Show all lines from the listing below that contain "naturstadt".
+ + +
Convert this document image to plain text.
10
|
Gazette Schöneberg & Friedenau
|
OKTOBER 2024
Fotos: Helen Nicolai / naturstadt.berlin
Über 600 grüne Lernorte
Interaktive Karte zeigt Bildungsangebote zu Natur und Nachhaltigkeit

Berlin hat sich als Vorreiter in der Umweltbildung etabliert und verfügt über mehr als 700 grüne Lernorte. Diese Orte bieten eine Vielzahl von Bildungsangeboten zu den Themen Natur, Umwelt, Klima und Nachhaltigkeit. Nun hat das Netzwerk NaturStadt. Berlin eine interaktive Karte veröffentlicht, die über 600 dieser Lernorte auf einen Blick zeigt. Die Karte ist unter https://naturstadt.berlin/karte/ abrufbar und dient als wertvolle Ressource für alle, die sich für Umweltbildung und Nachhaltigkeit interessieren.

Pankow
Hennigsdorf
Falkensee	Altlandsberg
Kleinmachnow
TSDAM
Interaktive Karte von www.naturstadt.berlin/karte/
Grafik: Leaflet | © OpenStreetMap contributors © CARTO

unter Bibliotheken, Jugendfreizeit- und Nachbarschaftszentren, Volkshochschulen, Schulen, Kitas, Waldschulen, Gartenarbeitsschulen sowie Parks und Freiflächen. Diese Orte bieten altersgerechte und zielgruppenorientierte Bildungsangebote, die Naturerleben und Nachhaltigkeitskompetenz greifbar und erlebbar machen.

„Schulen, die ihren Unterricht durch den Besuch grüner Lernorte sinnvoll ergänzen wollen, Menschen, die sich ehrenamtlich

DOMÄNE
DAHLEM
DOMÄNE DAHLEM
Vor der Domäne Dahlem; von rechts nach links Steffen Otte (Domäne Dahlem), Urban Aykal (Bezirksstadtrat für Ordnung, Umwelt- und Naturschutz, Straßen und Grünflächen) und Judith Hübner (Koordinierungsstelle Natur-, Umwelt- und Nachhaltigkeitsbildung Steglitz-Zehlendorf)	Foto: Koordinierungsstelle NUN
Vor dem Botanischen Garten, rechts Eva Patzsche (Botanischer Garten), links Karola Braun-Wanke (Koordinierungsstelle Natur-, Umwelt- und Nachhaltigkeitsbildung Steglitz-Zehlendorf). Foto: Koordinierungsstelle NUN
+ + +
Task response
Fotos: Helen Nicolai / naturstadt.berlin
Berlin hat sich als Vorreiter in der Umweltbildung etabliert und verfügt über mehr als 700 grüne Lernorte. Diese Orte bieten eine Vielzahl von Bildungsangeboten zu den Themen Natur, Umwelt, Klima und Nachhaltigkeit. Nun hat das Netzwerk NaturStadt. Berlin eine interaktive Karte veröffentlicht, die über 600 dieser Lernorte auf einen Blick zeigt. Die Karte ist unter https://naturstadt.berlin/karte/ abrufbar und dient als wertvolle Ressource für alle, die sich für Umweltbildung und Nachhaltigkeit interessieren.
Interaktive Karte von www.naturstadt.berlin/karte/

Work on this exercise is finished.